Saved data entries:
○ ○ ○ ○

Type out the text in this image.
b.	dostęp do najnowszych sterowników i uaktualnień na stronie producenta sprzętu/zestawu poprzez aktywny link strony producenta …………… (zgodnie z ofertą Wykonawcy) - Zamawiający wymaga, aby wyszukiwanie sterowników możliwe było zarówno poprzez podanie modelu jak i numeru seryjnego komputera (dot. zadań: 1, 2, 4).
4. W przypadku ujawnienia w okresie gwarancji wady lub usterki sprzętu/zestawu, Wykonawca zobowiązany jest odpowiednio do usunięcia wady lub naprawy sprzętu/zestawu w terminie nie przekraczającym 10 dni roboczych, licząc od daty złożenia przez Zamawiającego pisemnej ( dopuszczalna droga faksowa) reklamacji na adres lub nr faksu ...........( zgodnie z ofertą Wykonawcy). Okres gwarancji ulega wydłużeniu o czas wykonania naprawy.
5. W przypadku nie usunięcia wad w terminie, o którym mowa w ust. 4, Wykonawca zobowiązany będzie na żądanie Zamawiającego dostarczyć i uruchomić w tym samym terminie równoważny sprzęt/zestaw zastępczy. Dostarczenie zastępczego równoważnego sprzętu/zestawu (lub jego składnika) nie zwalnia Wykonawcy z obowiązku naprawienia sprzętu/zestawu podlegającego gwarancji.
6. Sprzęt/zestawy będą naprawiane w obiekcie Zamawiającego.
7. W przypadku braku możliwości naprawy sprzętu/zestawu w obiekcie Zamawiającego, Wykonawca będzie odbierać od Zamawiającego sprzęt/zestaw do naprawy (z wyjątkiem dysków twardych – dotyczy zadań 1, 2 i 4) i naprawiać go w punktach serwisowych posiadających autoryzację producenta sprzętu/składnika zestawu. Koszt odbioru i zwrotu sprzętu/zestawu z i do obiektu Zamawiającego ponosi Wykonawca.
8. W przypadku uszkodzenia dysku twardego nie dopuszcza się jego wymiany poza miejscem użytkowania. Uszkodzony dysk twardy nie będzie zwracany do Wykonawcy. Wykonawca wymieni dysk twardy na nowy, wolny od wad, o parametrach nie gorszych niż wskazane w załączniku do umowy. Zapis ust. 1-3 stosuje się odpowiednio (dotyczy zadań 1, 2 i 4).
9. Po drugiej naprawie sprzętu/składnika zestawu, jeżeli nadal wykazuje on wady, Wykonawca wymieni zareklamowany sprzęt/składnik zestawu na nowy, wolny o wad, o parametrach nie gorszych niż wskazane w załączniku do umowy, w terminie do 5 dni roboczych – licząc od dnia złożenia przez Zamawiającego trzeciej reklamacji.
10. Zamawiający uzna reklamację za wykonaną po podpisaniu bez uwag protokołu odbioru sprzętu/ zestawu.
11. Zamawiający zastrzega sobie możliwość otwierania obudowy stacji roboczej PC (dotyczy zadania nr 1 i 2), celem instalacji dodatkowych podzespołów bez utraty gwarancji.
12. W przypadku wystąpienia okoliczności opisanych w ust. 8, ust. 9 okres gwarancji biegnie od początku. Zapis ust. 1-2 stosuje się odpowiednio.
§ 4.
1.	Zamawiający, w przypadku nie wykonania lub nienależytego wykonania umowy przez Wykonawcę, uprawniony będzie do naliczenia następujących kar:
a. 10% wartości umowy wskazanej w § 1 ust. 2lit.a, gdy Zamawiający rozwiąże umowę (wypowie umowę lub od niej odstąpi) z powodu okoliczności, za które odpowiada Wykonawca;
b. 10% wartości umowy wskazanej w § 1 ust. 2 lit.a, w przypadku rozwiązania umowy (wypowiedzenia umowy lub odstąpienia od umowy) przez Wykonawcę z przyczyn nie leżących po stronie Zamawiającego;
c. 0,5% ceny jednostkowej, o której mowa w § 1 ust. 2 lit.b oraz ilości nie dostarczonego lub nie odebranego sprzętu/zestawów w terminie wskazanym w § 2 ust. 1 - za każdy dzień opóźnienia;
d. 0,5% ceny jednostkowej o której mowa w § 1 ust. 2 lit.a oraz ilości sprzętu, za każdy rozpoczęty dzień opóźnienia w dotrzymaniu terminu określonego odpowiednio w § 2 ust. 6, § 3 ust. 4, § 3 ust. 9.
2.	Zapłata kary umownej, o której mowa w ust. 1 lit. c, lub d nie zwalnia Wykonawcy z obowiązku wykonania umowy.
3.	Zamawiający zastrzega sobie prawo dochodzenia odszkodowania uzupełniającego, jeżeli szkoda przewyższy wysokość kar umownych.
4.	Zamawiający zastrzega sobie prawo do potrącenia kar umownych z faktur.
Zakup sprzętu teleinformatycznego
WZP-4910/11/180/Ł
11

○ ○ ○ ○

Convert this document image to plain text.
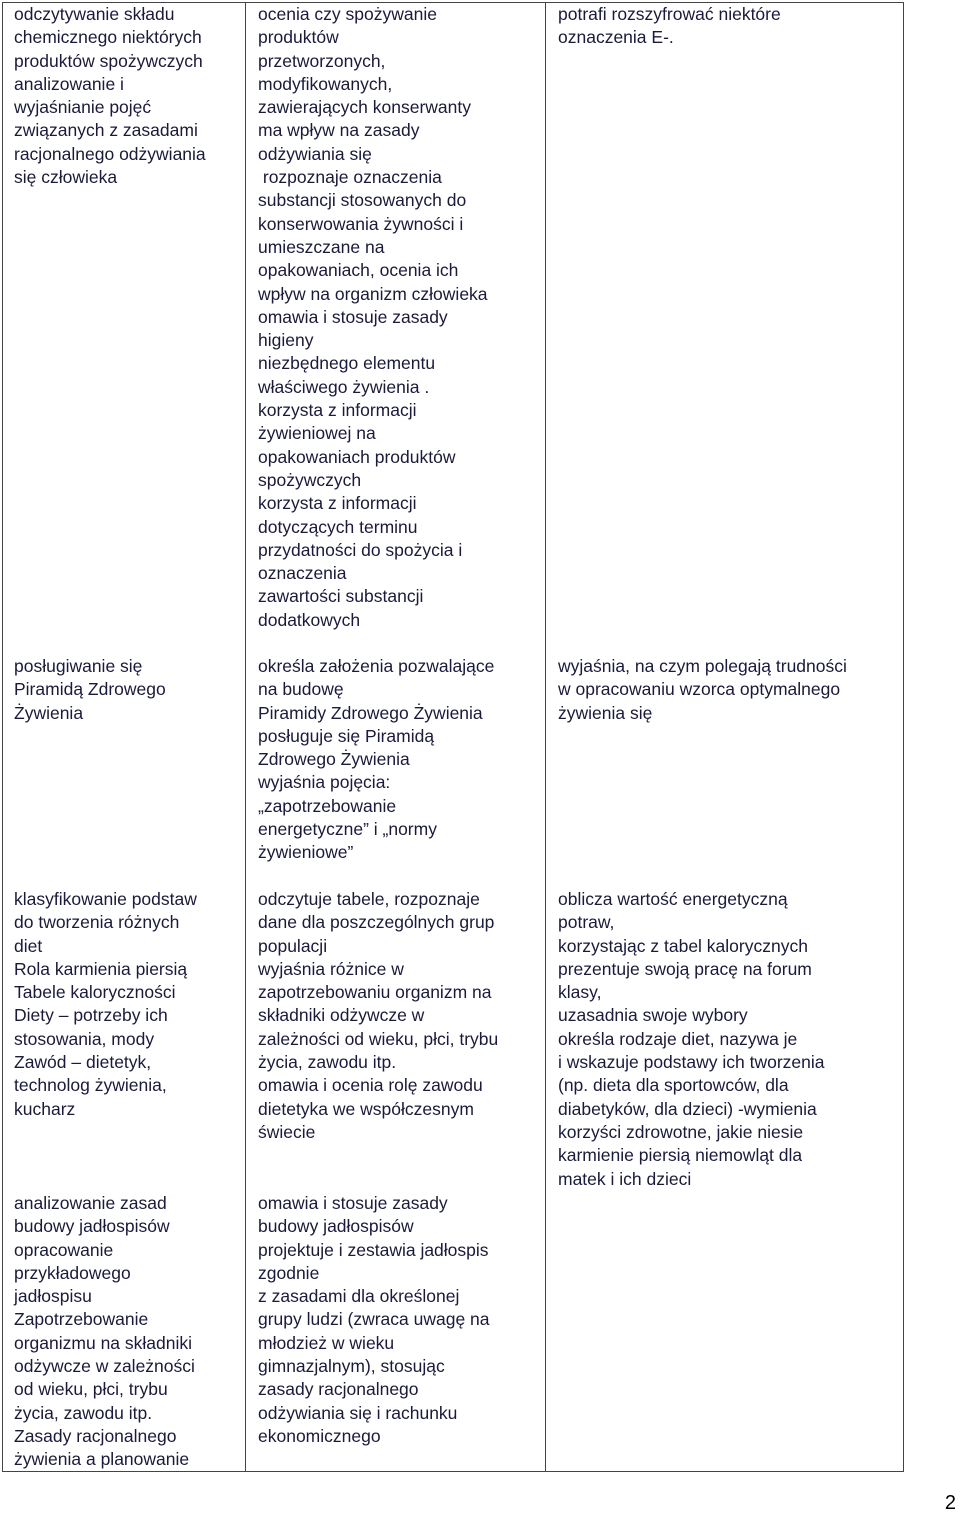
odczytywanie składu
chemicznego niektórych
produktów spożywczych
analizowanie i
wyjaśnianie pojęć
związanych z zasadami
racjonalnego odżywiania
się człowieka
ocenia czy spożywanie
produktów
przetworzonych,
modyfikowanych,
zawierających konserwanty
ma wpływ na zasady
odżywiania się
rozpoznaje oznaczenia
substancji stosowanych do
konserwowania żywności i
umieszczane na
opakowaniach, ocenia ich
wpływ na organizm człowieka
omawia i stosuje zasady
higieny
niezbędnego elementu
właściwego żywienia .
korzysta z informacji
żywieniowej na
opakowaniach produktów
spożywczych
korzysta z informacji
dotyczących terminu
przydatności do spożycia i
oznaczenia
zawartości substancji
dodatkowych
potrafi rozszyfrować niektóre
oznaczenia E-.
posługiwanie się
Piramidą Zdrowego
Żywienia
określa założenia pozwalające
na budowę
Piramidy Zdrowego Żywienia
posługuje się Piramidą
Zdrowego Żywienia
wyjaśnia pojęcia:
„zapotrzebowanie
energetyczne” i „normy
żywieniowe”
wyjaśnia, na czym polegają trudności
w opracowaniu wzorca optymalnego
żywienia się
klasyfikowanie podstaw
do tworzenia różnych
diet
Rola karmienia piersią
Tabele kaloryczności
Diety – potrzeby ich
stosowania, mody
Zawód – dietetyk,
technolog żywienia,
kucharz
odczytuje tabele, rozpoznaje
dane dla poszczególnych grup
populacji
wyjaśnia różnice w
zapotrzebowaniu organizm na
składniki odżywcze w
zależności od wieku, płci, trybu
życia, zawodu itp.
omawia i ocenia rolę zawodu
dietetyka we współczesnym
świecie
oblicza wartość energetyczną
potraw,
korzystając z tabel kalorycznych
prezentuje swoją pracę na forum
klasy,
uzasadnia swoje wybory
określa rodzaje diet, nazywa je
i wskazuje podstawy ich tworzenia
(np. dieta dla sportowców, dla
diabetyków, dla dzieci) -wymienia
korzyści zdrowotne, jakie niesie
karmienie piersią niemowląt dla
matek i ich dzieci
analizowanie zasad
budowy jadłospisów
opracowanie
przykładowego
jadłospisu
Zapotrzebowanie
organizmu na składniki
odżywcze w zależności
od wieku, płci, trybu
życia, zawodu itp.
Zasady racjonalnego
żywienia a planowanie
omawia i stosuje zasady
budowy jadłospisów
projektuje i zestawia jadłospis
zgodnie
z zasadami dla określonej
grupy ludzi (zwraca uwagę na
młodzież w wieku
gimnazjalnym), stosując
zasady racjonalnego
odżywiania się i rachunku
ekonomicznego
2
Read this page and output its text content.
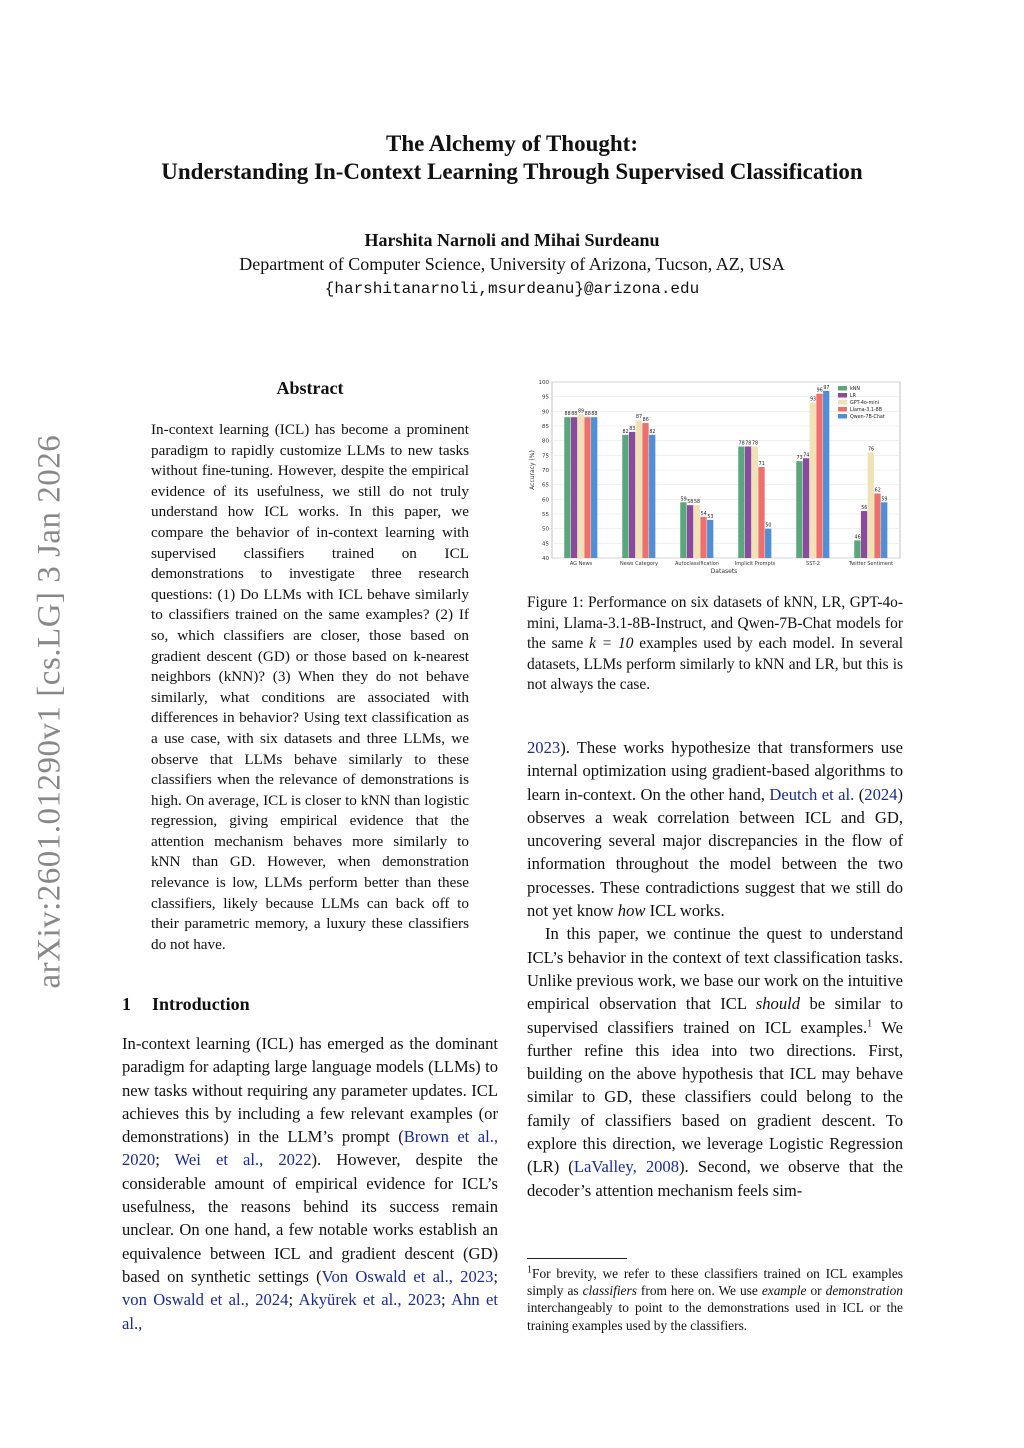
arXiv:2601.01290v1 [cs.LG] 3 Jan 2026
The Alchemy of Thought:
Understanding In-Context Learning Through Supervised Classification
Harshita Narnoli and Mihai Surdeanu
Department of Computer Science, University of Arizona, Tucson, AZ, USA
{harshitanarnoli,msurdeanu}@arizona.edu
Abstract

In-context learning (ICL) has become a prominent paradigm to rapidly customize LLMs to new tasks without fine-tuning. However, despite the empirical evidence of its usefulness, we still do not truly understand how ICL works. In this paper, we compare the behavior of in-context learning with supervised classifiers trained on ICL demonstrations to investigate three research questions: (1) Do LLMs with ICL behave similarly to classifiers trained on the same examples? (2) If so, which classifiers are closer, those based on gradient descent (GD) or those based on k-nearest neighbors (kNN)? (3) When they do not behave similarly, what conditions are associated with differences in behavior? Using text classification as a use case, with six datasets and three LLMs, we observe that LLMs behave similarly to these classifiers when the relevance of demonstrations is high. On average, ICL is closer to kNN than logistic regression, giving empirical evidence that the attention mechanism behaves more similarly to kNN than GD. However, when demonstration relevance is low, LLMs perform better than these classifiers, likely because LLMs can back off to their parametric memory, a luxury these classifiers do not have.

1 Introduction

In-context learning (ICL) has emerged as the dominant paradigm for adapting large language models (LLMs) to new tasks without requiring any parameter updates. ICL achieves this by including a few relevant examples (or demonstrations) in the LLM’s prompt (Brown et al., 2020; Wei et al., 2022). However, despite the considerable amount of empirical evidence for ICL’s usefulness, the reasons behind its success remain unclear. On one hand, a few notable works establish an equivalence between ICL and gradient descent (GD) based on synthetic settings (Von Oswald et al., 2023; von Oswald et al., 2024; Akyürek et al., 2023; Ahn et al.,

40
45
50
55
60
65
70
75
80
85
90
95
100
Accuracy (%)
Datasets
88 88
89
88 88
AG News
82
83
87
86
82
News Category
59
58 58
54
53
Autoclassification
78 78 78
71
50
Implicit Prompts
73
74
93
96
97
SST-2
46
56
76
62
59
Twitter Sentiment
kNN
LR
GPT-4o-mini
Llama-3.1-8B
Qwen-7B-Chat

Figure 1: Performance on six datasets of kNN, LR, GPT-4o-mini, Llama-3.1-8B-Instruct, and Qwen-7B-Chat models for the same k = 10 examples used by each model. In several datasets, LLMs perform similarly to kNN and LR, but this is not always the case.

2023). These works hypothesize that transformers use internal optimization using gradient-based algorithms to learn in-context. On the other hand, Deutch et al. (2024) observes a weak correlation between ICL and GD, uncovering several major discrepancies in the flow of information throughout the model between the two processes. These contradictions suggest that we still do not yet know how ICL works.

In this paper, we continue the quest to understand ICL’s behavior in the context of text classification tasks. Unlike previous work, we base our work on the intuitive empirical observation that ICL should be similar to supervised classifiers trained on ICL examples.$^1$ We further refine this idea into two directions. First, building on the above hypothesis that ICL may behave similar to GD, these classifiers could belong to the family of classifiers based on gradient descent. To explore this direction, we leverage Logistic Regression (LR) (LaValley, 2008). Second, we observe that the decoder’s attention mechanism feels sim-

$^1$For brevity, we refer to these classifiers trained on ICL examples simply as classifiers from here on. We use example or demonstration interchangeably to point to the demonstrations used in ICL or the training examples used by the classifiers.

○ ○ ○ ○

### WHAT THE TASK REQUIRES:
Copy each line above that contains the word "Llama".

### EXERCISE SOLUTION:
Llama-3.1-8B
Figure 1: Performance on six datasets of kNN, LR, GPT-4o-mini, Llama-3.1-8B-Instruct, and Qwen-7B-Chat models for the same k = 10 examples used by each model. In several datasets, LLMs perform similarly to kNN and LR, but this is not always the case.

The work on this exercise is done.